**Set task:**
Each record below should be repeated precisely as written.

-- START OF Stored data --

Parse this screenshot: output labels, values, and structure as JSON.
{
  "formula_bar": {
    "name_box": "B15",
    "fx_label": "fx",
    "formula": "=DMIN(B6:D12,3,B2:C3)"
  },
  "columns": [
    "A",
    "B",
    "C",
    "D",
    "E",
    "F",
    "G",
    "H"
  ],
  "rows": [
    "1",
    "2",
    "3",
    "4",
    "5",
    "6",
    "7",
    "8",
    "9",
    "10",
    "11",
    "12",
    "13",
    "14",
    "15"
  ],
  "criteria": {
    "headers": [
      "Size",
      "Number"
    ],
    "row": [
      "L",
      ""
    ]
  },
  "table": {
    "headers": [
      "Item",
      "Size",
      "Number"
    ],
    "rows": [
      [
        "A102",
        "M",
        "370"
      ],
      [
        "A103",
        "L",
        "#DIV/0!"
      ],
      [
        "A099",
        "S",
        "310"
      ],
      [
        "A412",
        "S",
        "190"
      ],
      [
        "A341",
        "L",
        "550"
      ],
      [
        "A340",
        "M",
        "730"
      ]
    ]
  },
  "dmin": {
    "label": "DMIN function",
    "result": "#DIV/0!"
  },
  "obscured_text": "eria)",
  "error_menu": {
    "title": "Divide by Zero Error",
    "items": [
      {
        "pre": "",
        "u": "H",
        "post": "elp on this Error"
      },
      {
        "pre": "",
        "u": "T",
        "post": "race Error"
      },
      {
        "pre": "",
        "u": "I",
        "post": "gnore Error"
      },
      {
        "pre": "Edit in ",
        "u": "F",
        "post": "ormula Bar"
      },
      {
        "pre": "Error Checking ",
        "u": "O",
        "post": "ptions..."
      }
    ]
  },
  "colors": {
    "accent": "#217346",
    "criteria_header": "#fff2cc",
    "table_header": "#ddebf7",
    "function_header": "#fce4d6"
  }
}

-- END OF Stored data --

**Output:**
Parse this screenshot: output labels, values, and structure as JSON.
{
  "formula_bar": {
    "name_box": "B15",
    "fx_label": "fx",
    "formula": "=DMIN(B6:D12,3,B2:C3)"
  },
  "columns": [
    "A",
    "B",
    "C",
    "D",
    "E",
    "F",
    "G",
    "H"
  ],
  "rows": [
    "1",
    "2",
    "3",
    "4",
    "5",
    "6",
    "7",
    "8",
    "9",
    "10",
    "11",
    "12",
    "13",
    "14",
    "15"
  ],
  "criteria": {
    "headers": [
      "Size",
      "Number"
    ],
    "row": [
      "L",
      ""
    ]
  },
  "table": {
    "headers": [
      "Item",
      "Size",
      "Number"
    ],
    "rows": [
      [
        "A102",
        "M",
        "370"
      ],
      [
        "A103",
        "L",
        "#DIV/0!"
      ],
      [
        "A099",
        "S",
        "310"
      ],
      [
        "A412",
        "S",
        "190"
      ],
      [
        "A341",
        "L",
        "550"
      ],
      [
        "A340",
        "M",
        "730"
      ]
    ]
  },
  "dmin": {
    "label": "DMIN function",
    "result": "#DIV/0!"
  },
  "obscured_text": "eria)",
  "error_menu": {
    "title": "Divide by Zero Error",
    "items": [
      {
        "pre": "",
        "u": "H",
        "post": "elp on this Error"
      },
      {
        "pre": "",
        "u": "T",
        "post": "race Error"
      },
      {
        "pre": "",
        "u": "I",
        "post": "gnore Error"
      },
      {
        "pre": "Edit in ",
        "u": "F",
        "post": "ormula Bar"
      },
      {
        "pre": "Error Checking ",
        "u": "O",
        "post": "ptions..."
      }
    ]
  },
  "colors": {
    "accent": "#217346",
    "criteria_header": "#fff2cc",
    "table_header": "#ddebf7",
    "function_header": "#fce4d6"
  }
}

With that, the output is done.